====== Provided data

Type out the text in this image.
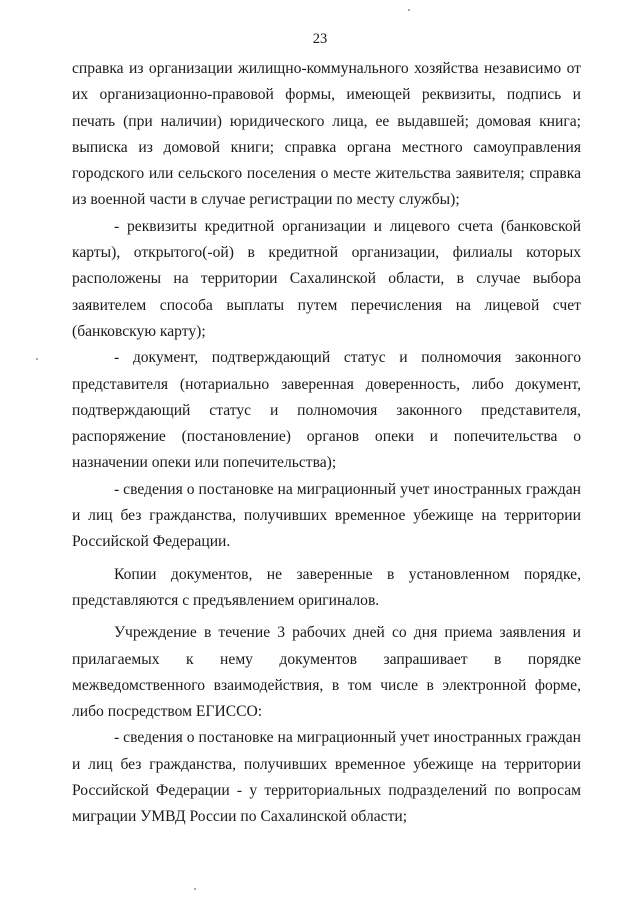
23

справка из организации жилищно-коммунального хозяйства независимо от их организационно-правовой формы, имеющей реквизиты, подпись и печать (при наличии) юридического лица, ее выдавшей; домовая книга; выписка из домовой книги; справка органа местного самоуправления городского или сельского поселения о месте жительства заявителя; справка из военной части в случае регистрации по месту службы);

- реквизиты кредитной организации и лицевого счета (банковской карты), открытого(-ой) в кредитной организации, филиалы которых расположены на территории Сахалинской области, в случае выбора заявителем способа выплаты путем перечисления на лицевой счет (банковскую карту);

- документ, подтверждающий статус и полномочия законного представителя (нотариально заверенная доверенность, либо документ, подтверждающий статус и полномочия законного представителя, распоряжение (постановление) органов опеки и попечительства о назначении опеки или попечительства);

- сведения о постановке на миграционный учет иностранных граждан и лиц без гражданства, получивших временное убежище на территории Российской Федерации.

Копии документов, не заверенные в установленном порядке, представляются с предъявлением оригиналов.

Учреждение в течение 3 рабочих дней со дня приема заявления и прилагаемых к нему документов запрашивает в порядке межведомственного взаимодействия, в том числе в электронной форме, либо посредством ЕГИССО:

- сведения о постановке на миграционный учет иностранных граждан и лиц без гражданства, получивших временное убежище на территории Российской Федерации - у территориальных подразделений по вопросам миграции УМВД России по Сахалинской области;
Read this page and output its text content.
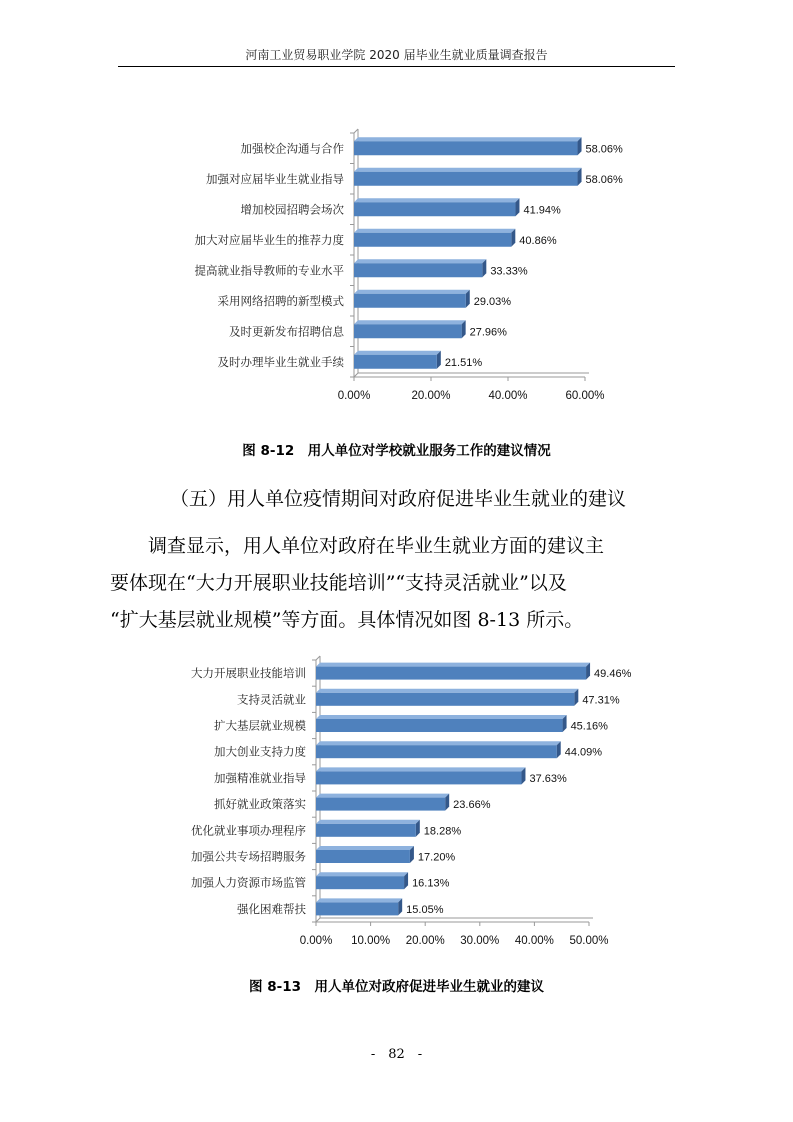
河南工业贸易职业学院 2020 届毕业生就业质量调查报告
加强校企沟通与合作	58.06%
加强对应届毕业生就业指导	58.06%
增加校园招聘会场次	41.94%
加大对应届毕业生的推荐力度	40.86%
提高就业指导教师的专业水平	33.33%
采用网络招聘的新型模式	29.03%
及时更新发布招聘信息	27.96%
及时办理毕业生就业手续	21.51%
0.00%	20.00%	40.00%	60.00%
图 8-12　用人单位对学校就业服务工作的建议情况
（五）用人单位疫情期间对政府促进毕业生就业的建议
调查显示，用人单位对政府在毕业生就业方面的建议主
要体现在“大力开展职业技能培训”“支持灵活就业”以及
“扩大基层就业规模”等方面。具体情况如图 8-13 所示。
大力开展职业技能培训	49.46%
支持灵活就业	47.31%
扩大基层就业规模	45.16%
加大创业支持力度	44.09%
加强精准就业指导	37.63%
抓好就业政策落实	23.66%
优化就业事项办理程序	18.28%
加强公共专场招聘服务	17.20%
加强人力资源市场监管	16.13%
强化困难帮扶	15.05%
0.00% 10.00% 20.00% 30.00% 40.00% 50.00%
图 8-13　用人单位对政府促进毕业生就业的建议
-　82　-
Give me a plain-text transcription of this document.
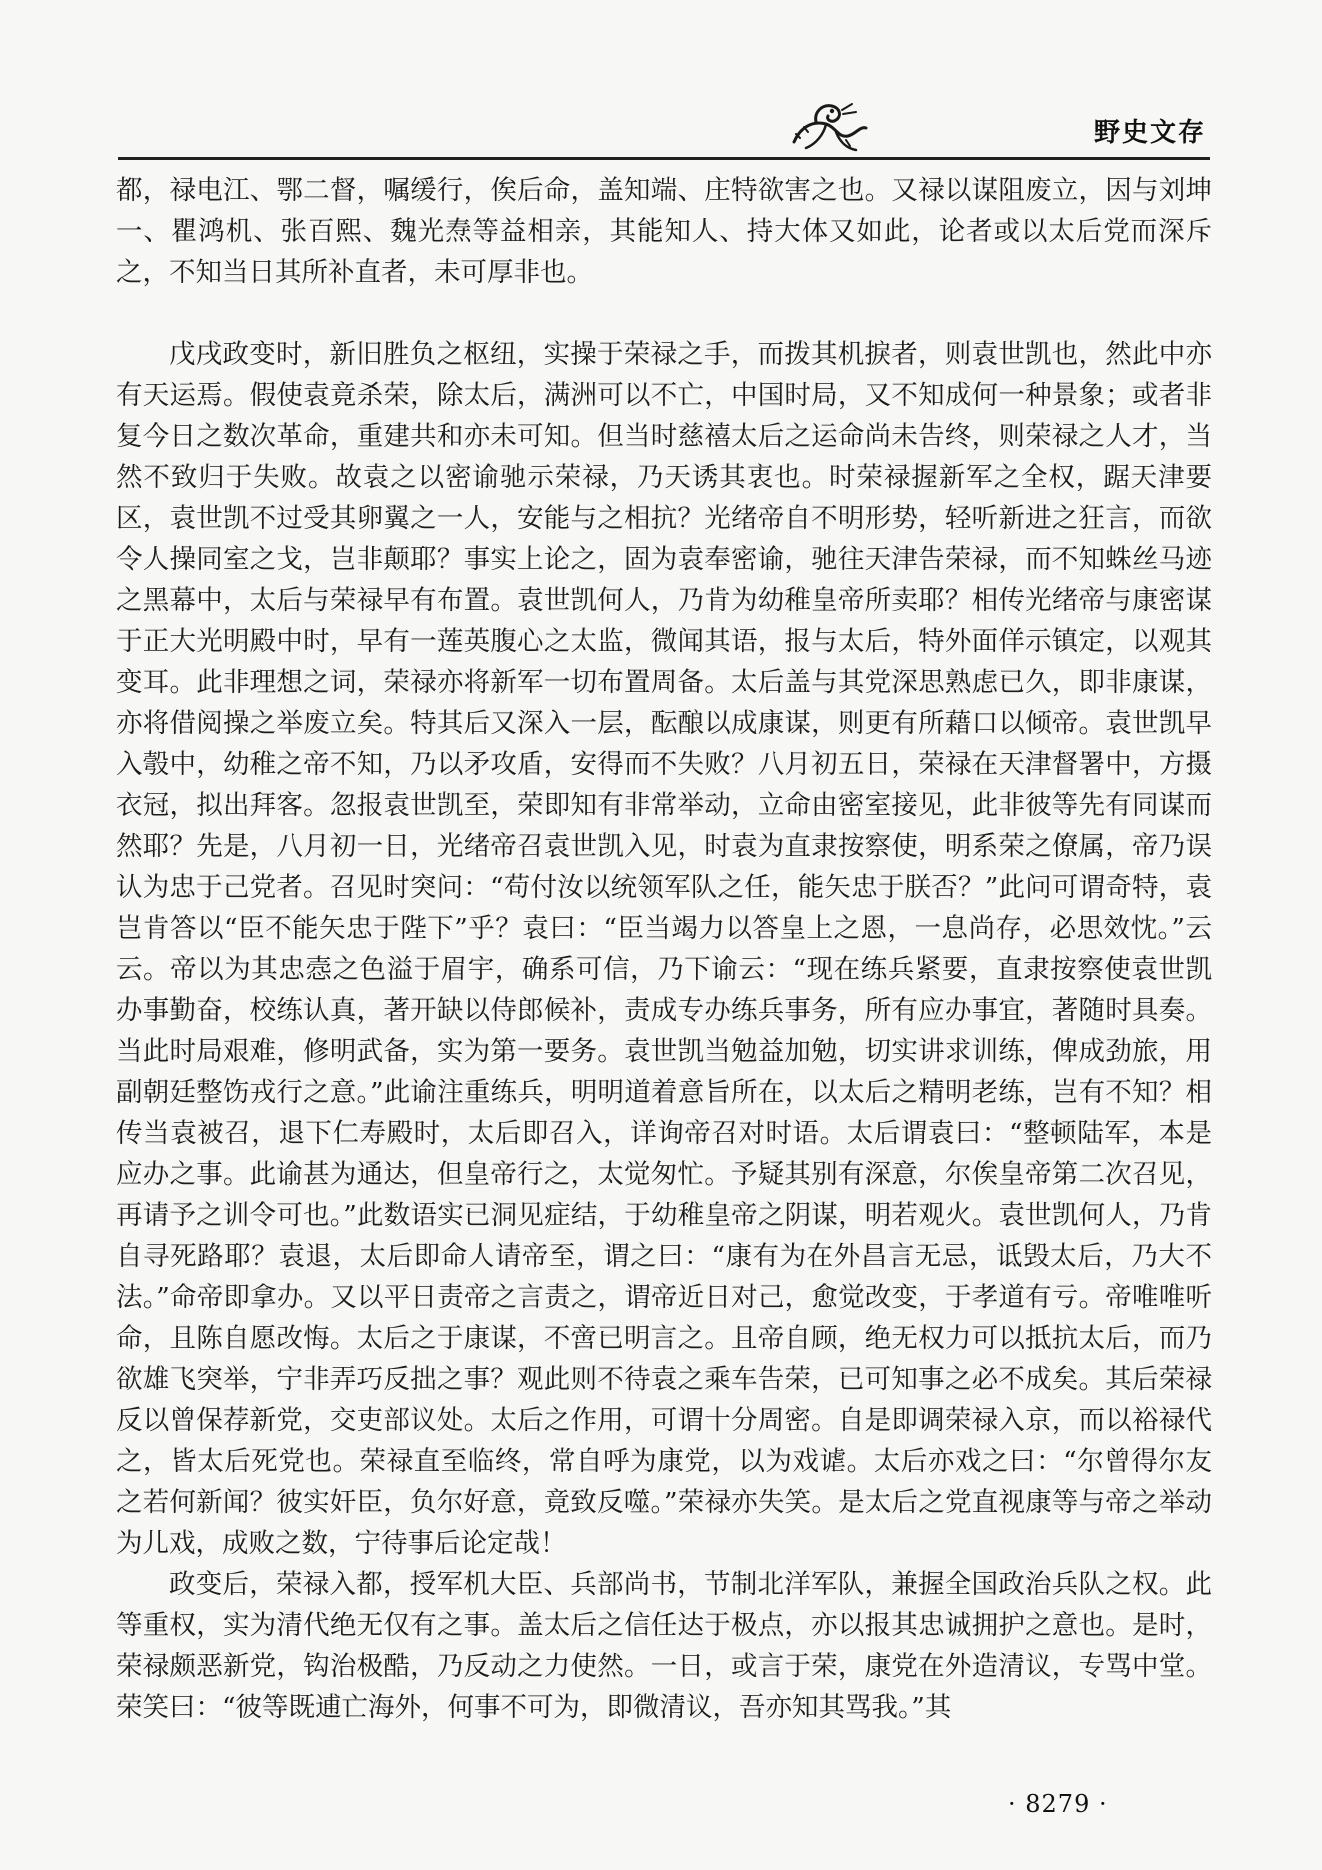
野史文存

都，禄电江、鄂二督，嘱缓行，俟后命，盖知端、庄特欲害之也。又禄以谋阻废立，因与刘坤一、瞿鸿机、张百熙、魏光焘等益相亲，其能知人、持大体又如此，论者或以太后党而深斥之，不知当日其所补直者，未可厚非也。

戊戌政变时，新旧胜负之枢纽，实操于荣禄之手，而拨其机捩者，则袁世凯也，然此中亦有天运焉。假使袁竟杀荣，除太后，满洲可以不亡，中国时局，又不知成何一种景象；或者非复今日之数次革命，重建共和亦未可知。但当时慈禧太后之运命尚未告终，则荣禄之人才，当然不致归于失败。故袁之以密谕驰示荣禄，乃天诱其衷也。时荣禄握新军之全权，踞天津要区，袁世凯不过受其卵翼之一人，安能与之相抗？光绪帝自不明形势，轻听新进之狂言，而欲令人操同室之戈，岂非颠耶？事实上论之，固为袁奉密谕，驰往天津告荣禄，而不知蛛丝马迹之黑幕中，太后与荣禄早有布置。袁世凯何人，乃肯为幼稚皇帝所卖耶？相传光绪帝与康密谋于正大光明殿中时，早有一莲英腹心之太监，微闻其语，报与太后，特外面佯示镇定，以观其变耳。此非理想之词，荣禄亦将新军一切布置周备。太后盖与其党深思熟虑已久，即非康谋，亦将借阅操之举废立矣。特其后又深入一层，酝酿以成康谋，则更有所藉口以倾帝。袁世凯早入彀中，幼稚之帝不知，乃以矛攻盾，安得而不失败？八月初五日，荣禄在天津督署中，方摄衣冠，拟出拜客。忽报袁世凯至，荣即知有非常举动，立命由密室接见，此非彼等先有同谋而然耶？先是，八月初一日，光绪帝召袁世凯入见，时袁为直隶按察使，明系荣之僚属，帝乃误认为忠于己党者。召见时突问：“苟付汝以统领军队之任，能矢忠于朕否？”此问可谓奇特，袁岂肯答以“臣不能矢忠于陛下”乎？袁曰：“臣当竭力以答皇上之恩，一息尚存，必思效忱。”云云。帝以为其忠悫之色溢于眉宇，确系可信，乃下谕云：“现在练兵紧要，直隶按察使袁世凯办事勤奋，校练认真，著开缺以侍郎候补，责成专办练兵事务，所有应办事宜，著随时具奏。当此时局艰难，修明武备，实为第一要务。袁世凯当勉益加勉，切实讲求训练，俾成劲旅，用副朝廷整饬戎行之意。”此谕注重练兵，明明道着意旨所在，以太后之精明老练，岂有不知？相传当袁被召，退下仁寿殿时，太后即召入，详询帝召对时语。太后谓袁曰：“整顿陆军，本是应办之事。此谕甚为通达，但皇帝行之，太觉匆忙。予疑其别有深意，尔俟皇帝第二次召见，再请予之训令可也。”此数语实已洞见症结，于幼稚皇帝之阴谋，明若观火。袁世凯何人，乃肯自寻死路耶？袁退，太后即命人请帝至，谓之曰：“康有为在外昌言无忌，诋毁太后，乃大不法。”命帝即拿办。又以平日责帝之言责之，谓帝近日对己，愈觉改变，于孝道有亏。帝唯唯听命，且陈自愿改悔。太后之于康谋，不啻已明言之。且帝自顾，绝无权力可以抵抗太后，而乃欲雄飞突举，宁非弄巧反拙之事？观此则不待袁之乘车告荣，已可知事之必不成矣。其后荣禄反以曾保荐新党，交吏部议处。太后之作用，可谓十分周密。自是即调荣禄入京，而以裕禄代之，皆太后死党也。荣禄直至临终，常自呼为康党，以为戏谑。太后亦戏之曰：“尔曾得尔友之若何新闻？彼实奸臣，负尔好意，竟致反噬。”荣禄亦失笑。是太后之党直视康等与帝之举动为儿戏，成败之数，宁待事后论定哉！

政变后，荣禄入都，授军机大臣、兵部尚书，节制北洋军队，兼握全国政治兵队之权。此等重权，实为清代绝无仅有之事。盖太后之信任达于极点，亦以报其忠诚拥护之意也。是时，荣禄颇恶新党，钩治极酷，乃反动之力使然。一日，或言于荣，康党在外造清议，专骂中堂。荣笑曰：“彼等既逋亡海外，何事不可为，即微清议，吾亦知其骂我。”其

· 8279 ·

============

Scan the material above for the word "this". Copy each line where it occurs.

Type out the text in this image.
Read this page and output its text content.
Give me a plain-text transcription of this document.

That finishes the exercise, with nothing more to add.